WHAT THE TASK ASKS: Without skipping anything, write out each record below exactly.

DATA PROVIDED:
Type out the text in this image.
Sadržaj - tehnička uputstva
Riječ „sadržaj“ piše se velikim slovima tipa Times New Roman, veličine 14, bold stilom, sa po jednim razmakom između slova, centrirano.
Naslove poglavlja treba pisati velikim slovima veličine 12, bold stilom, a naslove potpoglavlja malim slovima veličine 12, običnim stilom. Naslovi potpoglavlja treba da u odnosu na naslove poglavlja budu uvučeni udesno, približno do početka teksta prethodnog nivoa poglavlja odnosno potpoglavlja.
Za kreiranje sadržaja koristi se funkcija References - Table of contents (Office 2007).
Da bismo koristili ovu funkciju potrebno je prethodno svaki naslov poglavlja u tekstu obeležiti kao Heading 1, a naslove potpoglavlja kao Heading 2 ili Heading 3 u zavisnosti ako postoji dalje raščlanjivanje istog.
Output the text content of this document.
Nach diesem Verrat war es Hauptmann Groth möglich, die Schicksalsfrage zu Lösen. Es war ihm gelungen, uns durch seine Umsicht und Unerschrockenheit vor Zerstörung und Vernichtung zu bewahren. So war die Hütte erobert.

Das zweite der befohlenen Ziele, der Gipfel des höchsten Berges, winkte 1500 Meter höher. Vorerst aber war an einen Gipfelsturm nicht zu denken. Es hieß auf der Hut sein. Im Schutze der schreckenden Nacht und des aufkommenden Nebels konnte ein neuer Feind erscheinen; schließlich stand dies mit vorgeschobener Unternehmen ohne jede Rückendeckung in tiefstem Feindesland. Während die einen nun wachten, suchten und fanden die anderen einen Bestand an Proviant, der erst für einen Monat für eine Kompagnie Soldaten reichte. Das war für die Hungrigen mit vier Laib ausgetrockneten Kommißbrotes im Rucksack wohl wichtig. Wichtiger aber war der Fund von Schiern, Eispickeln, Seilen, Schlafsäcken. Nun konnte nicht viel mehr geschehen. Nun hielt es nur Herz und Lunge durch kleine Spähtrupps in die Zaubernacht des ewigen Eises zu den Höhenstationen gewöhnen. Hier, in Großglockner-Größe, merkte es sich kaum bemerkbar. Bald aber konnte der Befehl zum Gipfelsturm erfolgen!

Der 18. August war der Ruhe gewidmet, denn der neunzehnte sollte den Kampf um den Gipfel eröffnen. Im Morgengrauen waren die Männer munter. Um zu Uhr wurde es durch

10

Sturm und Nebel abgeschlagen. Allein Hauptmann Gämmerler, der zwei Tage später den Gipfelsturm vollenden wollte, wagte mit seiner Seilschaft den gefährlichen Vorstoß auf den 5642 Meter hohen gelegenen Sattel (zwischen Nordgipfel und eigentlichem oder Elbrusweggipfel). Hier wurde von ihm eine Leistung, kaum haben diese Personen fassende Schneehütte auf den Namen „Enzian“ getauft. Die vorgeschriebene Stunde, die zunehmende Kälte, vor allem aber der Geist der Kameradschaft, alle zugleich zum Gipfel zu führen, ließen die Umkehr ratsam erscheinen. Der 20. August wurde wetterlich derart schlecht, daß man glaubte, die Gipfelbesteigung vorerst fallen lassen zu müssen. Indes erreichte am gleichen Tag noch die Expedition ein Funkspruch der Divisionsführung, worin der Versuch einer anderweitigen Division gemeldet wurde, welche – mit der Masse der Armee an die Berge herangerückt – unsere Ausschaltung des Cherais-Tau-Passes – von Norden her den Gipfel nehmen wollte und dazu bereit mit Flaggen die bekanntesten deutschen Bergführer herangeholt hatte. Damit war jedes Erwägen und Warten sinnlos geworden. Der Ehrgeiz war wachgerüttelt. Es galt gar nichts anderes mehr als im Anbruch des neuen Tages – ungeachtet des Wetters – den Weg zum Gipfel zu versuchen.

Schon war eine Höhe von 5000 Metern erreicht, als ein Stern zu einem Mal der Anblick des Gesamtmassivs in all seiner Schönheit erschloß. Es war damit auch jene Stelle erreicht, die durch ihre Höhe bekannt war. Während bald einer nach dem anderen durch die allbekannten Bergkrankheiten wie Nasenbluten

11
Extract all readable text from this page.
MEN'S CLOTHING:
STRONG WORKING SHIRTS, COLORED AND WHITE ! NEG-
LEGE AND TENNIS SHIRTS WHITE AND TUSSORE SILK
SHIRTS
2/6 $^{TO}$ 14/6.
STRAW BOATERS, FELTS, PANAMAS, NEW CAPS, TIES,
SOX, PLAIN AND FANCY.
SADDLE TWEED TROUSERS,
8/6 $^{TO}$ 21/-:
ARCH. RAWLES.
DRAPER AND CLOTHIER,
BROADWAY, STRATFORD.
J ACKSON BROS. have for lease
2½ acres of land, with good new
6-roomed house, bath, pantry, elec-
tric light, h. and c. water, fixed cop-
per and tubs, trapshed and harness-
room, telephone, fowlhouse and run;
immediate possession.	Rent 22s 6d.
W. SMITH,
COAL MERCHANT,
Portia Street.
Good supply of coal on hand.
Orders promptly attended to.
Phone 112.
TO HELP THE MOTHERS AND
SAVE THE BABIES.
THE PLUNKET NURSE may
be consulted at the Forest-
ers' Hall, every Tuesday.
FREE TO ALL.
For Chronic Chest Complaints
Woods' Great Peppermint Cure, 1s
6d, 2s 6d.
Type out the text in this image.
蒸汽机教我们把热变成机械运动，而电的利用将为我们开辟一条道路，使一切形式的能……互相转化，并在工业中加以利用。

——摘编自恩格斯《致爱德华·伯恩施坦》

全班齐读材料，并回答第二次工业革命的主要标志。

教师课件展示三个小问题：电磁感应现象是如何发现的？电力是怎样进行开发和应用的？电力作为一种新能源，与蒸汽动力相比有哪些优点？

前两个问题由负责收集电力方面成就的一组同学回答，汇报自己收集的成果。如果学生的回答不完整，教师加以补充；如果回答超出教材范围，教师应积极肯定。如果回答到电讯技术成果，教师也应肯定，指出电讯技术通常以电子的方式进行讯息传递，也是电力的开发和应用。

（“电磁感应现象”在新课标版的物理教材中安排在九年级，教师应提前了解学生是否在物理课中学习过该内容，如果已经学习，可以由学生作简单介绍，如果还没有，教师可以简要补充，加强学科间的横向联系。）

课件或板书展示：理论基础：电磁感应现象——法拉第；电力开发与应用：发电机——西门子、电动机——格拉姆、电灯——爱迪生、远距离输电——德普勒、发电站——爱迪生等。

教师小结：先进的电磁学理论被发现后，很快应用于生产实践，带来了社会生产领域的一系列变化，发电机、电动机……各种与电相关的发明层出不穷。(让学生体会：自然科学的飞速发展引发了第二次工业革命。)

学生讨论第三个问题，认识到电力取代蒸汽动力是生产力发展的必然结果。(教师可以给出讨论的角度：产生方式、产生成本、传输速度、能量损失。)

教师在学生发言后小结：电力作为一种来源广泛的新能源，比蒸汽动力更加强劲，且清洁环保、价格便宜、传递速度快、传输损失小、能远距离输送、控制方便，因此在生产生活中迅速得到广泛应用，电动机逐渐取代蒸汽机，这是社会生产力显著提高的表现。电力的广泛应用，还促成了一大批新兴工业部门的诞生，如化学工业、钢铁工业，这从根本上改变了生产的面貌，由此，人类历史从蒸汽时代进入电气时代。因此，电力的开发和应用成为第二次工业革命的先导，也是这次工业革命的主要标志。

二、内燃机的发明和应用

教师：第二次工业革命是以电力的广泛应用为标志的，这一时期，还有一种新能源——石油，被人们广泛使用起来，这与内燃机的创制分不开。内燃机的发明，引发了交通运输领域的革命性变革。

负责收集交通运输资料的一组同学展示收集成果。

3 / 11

WORKED SOLUTION:
Type out the text in this image.
Sadržaj - tehnička uputstva
Riječ „sadržaj“ piše se velikim slovima tipa Times New Roman, veličine 14, bold stilom, sa po jednim razmakom između slova, centrirano.
Naslove poglavlja treba pisati velikim slovima veličine 12, bold stilom, a naslove potpoglavlja malim slovima veličine 12, običnim stilom. Naslovi potpoglavlja treba da u odnosu na naslove poglavlja budu uvučeni udesno, približno do početka teksta prethodnog nivoa poglavlja odnosno potpoglavlja.
Za kreiranje sadržaja koristi se funkcija References - Table of contents (Office 2007).
Da bismo koristili ovu funkciju potrebno je prethodno svaki naslov poglavlja u tekstu obeležiti kao Heading 1, a naslove potpoglavlja kao Heading 2 ili Heading 3 u zavisnosti ako postoji dalje raščlanjivanje istog.
Output the text content of this document.
Nach diesem Verrat war es Hauptmann Groth möglich, die Schicksalsfrage zu Lösen. Es war ihm gelungen, uns durch seine Umsicht und Unerschrockenheit vor Zerstörung und Vernichtung zu bewahren. So war die Hütte erobert.

Das zweite der befohlenen Ziele, der Gipfel des höchsten Berges, winkte 1500 Meter höher. Vorerst aber war an einen Gipfelsturm nicht zu denken. Es hieß auf der Hut sein. Im Schutze der schreckenden Nacht und des aufkommenden Nebels konnte ein neuer Feind erscheinen; schließlich stand dies mit vorgeschobener Unternehmen ohne jede Rückendeckung in tiefstem Feindesland. Während die einen nun wachten, suchten und fanden die anderen einen Bestand an Proviant, der erst für einen Monat für eine Kompagnie Soldaten reichte. Das war für die Hungrigen mit vier Laib ausgetrockneten Kommißbrotes im Rucksack wohl wichtig. Wichtiger aber war der Fund von Schiern, Eispickeln, Seilen, Schlafsäcken. Nun konnte nicht viel mehr geschehen. Nun hielt es nur Herz und Lunge durch kleine Spähtrupps in die Zaubernacht des ewigen Eises zu den Höhenstationen gewöhnen. Hier, in Großglockner-Größe, merkte es sich kaum bemerkbar. Bald aber konnte der Befehl zum Gipfelsturm erfolgen!

Der 18. August war der Ruhe gewidmet, denn der neunzehnte sollte den Kampf um den Gipfel eröffnen. Im Morgengrauen waren die Männer munter. Um zu Uhr wurde es durch

10

Sturm und Nebel abgeschlagen. Allein Hauptmann Gämmerler, der zwei Tage später den Gipfelsturm vollenden wollte, wagte mit seiner Seilschaft den gefährlichen Vorstoß auf den 5642 Meter hohen gelegenen Sattel (zwischen Nordgipfel und eigentlichem oder Elbrusweggipfel). Hier wurde von ihm eine Leistung, kaum haben diese Personen fassende Schneehütte auf den Namen „Enzian“ getauft. Die vorgeschriebene Stunde, die zunehmende Kälte, vor allem aber der Geist der Kameradschaft, alle zugleich zum Gipfel zu führen, ließen die Umkehr ratsam erscheinen. Der 20. August wurde wetterlich derart schlecht, daß man glaubte, die Gipfelbesteigung vorerst fallen lassen zu müssen. Indes erreichte am gleichen Tag noch die Expedition ein Funkspruch der Divisionsführung, worin der Versuch einer anderweitigen Division gemeldet wurde, welche – mit der Masse der Armee an die Berge herangerückt – unsere Ausschaltung des Cherais-Tau-Passes – von Norden her den Gipfel nehmen wollte und dazu bereit mit Flaggen die bekanntesten deutschen Bergführer herangeholt hatte. Damit war jedes Erwägen und Warten sinnlos geworden. Der Ehrgeiz war wachgerüttelt. Es galt gar nichts anderes mehr als im Anbruch des neuen Tages – ungeachtet des Wetters – den Weg zum Gipfel zu versuchen.

Schon war eine Höhe von 5000 Metern erreicht, als ein Stern zu einem Mal der Anblick des Gesamtmassivs in all seiner Schönheit erschloß. Es war damit auch jene Stelle erreicht, die durch ihre Höhe bekannt war. Während bald einer nach dem anderen durch die allbekannten Bergkrankheiten wie Nasenbluten

11
Extract all readable text from this page.
MEN'S CLOTHING:
STRONG WORKING SHIRTS, COLORED AND WHITE ! NEG-
LEGE AND TENNIS SHIRTS WHITE AND TUSSORE SILK
SHIRTS
2/6 $^{TO}$ 14/6.
STRAW BOATERS, FELTS, PANAMAS, NEW CAPS, TIES,
SOX, PLAIN AND FANCY.
SADDLE TWEED TROUSERS,
8/6 $^{TO}$ 21/-:
ARCH. RAWLES.
DRAPER AND CLOTHIER,
BROADWAY, STRATFORD.
J ACKSON BROS. have for lease
2½ acres of land, with good new
6-roomed house, bath, pantry, elec-
tric light, h. and c. water, fixed cop-
per and tubs, trapshed and harness-
room, telephone, fowlhouse and run;
immediate possession.	Rent 22s 6d.
W. SMITH,
COAL MERCHANT,
Portia Street.
Good supply of coal on hand.
Orders promptly attended to.
Phone 112.
TO HELP THE MOTHERS AND
SAVE THE BABIES.
THE PLUNKET NURSE may
be consulted at the Forest-
ers' Hall, every Tuesday.
FREE TO ALL.
For Chronic Chest Complaints
Woods' Great Peppermint Cure, 1s
6d, 2s 6d.
Type out the text in this image.
蒸汽机教我们把热变成机械运动，而电的利用将为我们开辟一条道路，使一切形式的能……互相转化，并在工业中加以利用。

——摘编自恩格斯《致爱德华·伯恩施坦》

全班齐读材料，并回答第二次工业革命的主要标志。

教师课件展示三个小问题：电磁感应现象是如何发现的？电力是怎样进行开发和应用的？电力作为一种新能源，与蒸汽动力相比有哪些优点？

前两个问题由负责收集电力方面成就的一组同学回答，汇报自己收集的成果。如果学生的回答不完整，教师加以补充；如果回答超出教材范围，教师应积极肯定。如果回答到电讯技术成果，教师也应肯定，指出电讯技术通常以电子的方式进行讯息传递，也是电力的开发和应用。

（“电磁感应现象”在新课标版的物理教材中安排在九年级，教师应提前了解学生是否在物理课中学习过该内容，如果已经学习，可以由学生作简单介绍，如果还没有，教师可以简要补充，加强学科间的横向联系。）

课件或板书展示：理论基础：电磁感应现象——法拉第；电力开发与应用：发电机——西门子、电动机——格拉姆、电灯——爱迪生、远距离输电——德普勒、发电站——爱迪生等。

教师小结：先进的电磁学理论被发现后，很快应用于生产实践，带来了社会生产领域的一系列变化，发电机、电动机……各种与电相关的发明层出不穷。(让学生体会：自然科学的飞速发展引发了第二次工业革命。)

学生讨论第三个问题，认识到电力取代蒸汽动力是生产力发展的必然结果。(教师可以给出讨论的角度：产生方式、产生成本、传输速度、能量损失。)

教师在学生发言后小结：电力作为一种来源广泛的新能源，比蒸汽动力更加强劲，且清洁环保、价格便宜、传递速度快、传输损失小、能远距离输送、控制方便，因此在生产生活中迅速得到广泛应用，电动机逐渐取代蒸汽机，这是社会生产力显著提高的表现。电力的广泛应用，还促成了一大批新兴工业部门的诞生，如化学工业、钢铁工业，这从根本上改变了生产的面貌，由此，人类历史从蒸汽时代进入电气时代。因此，电力的开发和应用成为第二次工业革命的先导，也是这次工业革命的主要标志。

二、内燃机的发明和应用

教师：第二次工业革命是以电力的广泛应用为标志的，这一时期，还有一种新能源——石油，被人们广泛使用起来，这与内燃机的创制分不开。内燃机的发明，引发了交通运输领域的革命性变革。

负责收集交通运输资料的一组同学展示收集成果。

3 / 11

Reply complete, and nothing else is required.